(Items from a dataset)
---+---

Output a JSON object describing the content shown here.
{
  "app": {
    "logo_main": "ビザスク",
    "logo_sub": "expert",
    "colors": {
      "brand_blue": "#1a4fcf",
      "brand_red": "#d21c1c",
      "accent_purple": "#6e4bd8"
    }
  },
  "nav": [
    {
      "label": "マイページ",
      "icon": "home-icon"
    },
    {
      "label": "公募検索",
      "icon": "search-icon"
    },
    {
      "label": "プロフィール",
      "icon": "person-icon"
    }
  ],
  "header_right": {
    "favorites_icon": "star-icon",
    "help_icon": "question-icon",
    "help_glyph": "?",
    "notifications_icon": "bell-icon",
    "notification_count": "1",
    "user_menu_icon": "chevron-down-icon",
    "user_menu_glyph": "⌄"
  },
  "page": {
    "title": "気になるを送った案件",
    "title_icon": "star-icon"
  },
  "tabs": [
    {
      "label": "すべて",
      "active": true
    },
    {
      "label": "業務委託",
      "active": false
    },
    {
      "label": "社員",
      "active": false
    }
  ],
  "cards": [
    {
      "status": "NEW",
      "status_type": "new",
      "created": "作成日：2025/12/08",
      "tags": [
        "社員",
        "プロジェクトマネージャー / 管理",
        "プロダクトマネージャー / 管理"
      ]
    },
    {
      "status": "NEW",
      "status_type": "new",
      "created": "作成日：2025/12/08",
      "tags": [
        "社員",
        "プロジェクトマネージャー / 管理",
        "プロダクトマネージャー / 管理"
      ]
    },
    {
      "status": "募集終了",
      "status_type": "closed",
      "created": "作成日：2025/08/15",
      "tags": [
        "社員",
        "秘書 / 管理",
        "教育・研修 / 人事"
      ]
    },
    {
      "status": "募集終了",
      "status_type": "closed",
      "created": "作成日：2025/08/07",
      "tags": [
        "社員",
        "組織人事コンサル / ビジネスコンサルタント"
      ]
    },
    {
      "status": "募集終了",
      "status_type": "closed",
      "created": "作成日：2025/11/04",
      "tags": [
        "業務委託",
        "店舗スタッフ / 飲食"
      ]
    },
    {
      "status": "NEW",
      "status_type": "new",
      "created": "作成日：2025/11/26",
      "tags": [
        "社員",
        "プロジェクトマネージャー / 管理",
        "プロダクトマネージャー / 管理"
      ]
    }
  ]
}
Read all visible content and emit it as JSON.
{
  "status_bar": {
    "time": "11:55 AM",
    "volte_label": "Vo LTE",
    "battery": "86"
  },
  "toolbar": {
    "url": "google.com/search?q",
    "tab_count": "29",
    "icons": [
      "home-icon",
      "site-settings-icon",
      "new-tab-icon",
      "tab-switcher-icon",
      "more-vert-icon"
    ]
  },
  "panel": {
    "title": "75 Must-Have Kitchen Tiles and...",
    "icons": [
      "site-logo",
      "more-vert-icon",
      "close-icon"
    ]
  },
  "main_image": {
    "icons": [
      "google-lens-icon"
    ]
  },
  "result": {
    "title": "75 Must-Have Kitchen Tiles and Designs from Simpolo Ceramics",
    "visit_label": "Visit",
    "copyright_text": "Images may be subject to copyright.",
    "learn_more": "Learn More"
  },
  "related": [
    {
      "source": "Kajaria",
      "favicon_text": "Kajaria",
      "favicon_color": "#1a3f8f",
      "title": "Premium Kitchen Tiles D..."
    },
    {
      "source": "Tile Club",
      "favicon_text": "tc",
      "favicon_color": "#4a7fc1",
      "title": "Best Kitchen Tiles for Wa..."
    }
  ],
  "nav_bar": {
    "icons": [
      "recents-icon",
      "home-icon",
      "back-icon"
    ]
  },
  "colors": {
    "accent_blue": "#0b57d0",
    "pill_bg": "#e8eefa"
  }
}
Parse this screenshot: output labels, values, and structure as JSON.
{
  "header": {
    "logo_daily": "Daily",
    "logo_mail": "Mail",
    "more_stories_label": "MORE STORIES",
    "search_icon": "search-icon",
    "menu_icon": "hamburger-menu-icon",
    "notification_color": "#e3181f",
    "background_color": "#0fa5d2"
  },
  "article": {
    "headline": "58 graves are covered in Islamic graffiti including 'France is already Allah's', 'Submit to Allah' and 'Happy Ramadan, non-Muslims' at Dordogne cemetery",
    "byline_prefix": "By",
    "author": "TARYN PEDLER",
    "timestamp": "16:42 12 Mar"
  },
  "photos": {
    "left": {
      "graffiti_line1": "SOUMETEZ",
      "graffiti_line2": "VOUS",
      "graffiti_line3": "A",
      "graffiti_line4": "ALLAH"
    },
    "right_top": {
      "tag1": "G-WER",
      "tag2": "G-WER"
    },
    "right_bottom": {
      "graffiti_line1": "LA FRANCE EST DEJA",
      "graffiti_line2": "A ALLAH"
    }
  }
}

---+---

■ PROBLEM TO WORK ON
Nothing in the listing may be changed; retype it all exactly.

■ OUTPUT BELOW
Output a JSON object describing the content shown here.
{
  "app": {
    "logo_main": "ビザスク",
    "logo_sub": "expert",
    "colors": {
      "brand_blue": "#1a4fcf",
      "brand_red": "#d21c1c",
      "accent_purple": "#6e4bd8"
    }
  },
  "nav": [
    {
      "label": "マイページ",
      "icon": "home-icon"
    },
    {
      "label": "公募検索",
      "icon": "search-icon"
    },
    {
      "label": "プロフィール",
      "icon": "person-icon"
    }
  ],
  "header_right": {
    "favorites_icon": "star-icon",
    "help_icon": "question-icon",
    "help_glyph": "?",
    "notifications_icon": "bell-icon",
    "notification_count": "1",
    "user_menu_icon": "chevron-down-icon",
    "user_menu_glyph": "⌄"
  },
  "page": {
    "title": "気になるを送った案件",
    "title_icon": "star-icon"
  },
  "tabs": [
    {
      "label": "すべて",
      "active": true
    },
    {
      "label": "業務委託",
      "active": false
    },
    {
      "label": "社員",
      "active": false
    }
  ],
  "cards": [
    {
      "status": "NEW",
      "status_type": "new",
      "created": "作成日：2025/12/08",
      "tags": [
        "社員",
        "プロジェクトマネージャー / 管理",
        "プロダクトマネージャー / 管理"
      ]
    },
    {
      "status": "NEW",
      "status_type": "new",
      "created": "作成日：2025/12/08",
      "tags": [
        "社員",
        "プロジェクトマネージャー / 管理",
        "プロダクトマネージャー / 管理"
      ]
    },
    {
      "status": "募集終了",
      "status_type": "closed",
      "created": "作成日：2025/08/15",
      "tags": [
        "社員",
        "秘書 / 管理",
        "教育・研修 / 人事"
      ]
    },
    {
      "status": "募集終了",
      "status_type": "closed",
      "created": "作成日：2025/08/07",
      "tags": [
        "社員",
        "組織人事コンサル / ビジネスコンサルタント"
      ]
    },
    {
      "status": "募集終了",
      "status_type": "closed",
      "created": "作成日：2025/11/04",
      "tags": [
        "業務委託",
        "店舗スタッフ / 飲食"
      ]
    },
    {
      "status": "NEW",
      "status_type": "new",
      "created": "作成日：2025/11/26",
      "tags": [
        "社員",
        "プロジェクトマネージャー / 管理",
        "プロダクトマネージャー / 管理"
      ]
    }
  ]
}
Read all visible content and emit it as JSON.
{
  "status_bar": {
    "time": "11:55 AM",
    "volte_label": "Vo LTE",
    "battery": "86"
  },
  "toolbar": {
    "url": "google.com/search?q",
    "tab_count": "29",
    "icons": [
      "home-icon",
      "site-settings-icon",
      "new-tab-icon",
      "tab-switcher-icon",
      "more-vert-icon"
    ]
  },
  "panel": {
    "title": "75 Must-Have Kitchen Tiles and...",
    "icons": [
      "site-logo",
      "more-vert-icon",
      "close-icon"
    ]
  },
  "main_image": {
    "icons": [
      "google-lens-icon"
    ]
  },
  "result": {
    "title": "75 Must-Have Kitchen Tiles and Designs from Simpolo Ceramics",
    "visit_label": "Visit",
    "copyright_text": "Images may be subject to copyright.",
    "learn_more": "Learn More"
  },
  "related": [
    {
      "source": "Kajaria",
      "favicon_text": "Kajaria",
      "favicon_color": "#1a3f8f",
      "title": "Premium Kitchen Tiles D..."
    },
    {
      "source": "Tile Club",
      "favicon_text": "tc",
      "favicon_color": "#4a7fc1",
      "title": "Best Kitchen Tiles for Wa..."
    }
  ],
  "nav_bar": {
    "icons": [
      "recents-icon",
      "home-icon",
      "back-icon"
    ]
  },
  "colors": {
    "accent_blue": "#0b57d0",
    "pill_bg": "#e8eefa"
  }
}
Parse this screenshot: output labels, values, and structure as JSON.
{
  "header": {
    "logo_daily": "Daily",
    "logo_mail": "Mail",
    "more_stories_label": "MORE STORIES",
    "search_icon": "search-icon",
    "menu_icon": "hamburger-menu-icon",
    "notification_color": "#e3181f",
    "background_color": "#0fa5d2"
  },
  "article": {
    "headline": "58 graves are covered in Islamic graffiti including 'France is already Allah's', 'Submit to Allah' and 'Happy Ramadan, non-Muslims' at Dordogne cemetery",
    "byline_prefix": "By",
    "author": "TARYN PEDLER",
    "timestamp": "16:42 12 Mar"
  },
  "photos": {
    "left": {
      "graffiti_line1": "SOUMETEZ",
      "graffiti_line2": "VOUS",
      "graffiti_line3": "A",
      "graffiti_line4": "ALLAH"
    },
    "right_top": {
      "tag1": "G-WER",
      "tag2": "G-WER"
    },
    "right_bottom": {
      "graffiti_line1": "LA FRANCE EST DEJA",
      "graffiti_line2": "A ALLAH"
    }
  }
}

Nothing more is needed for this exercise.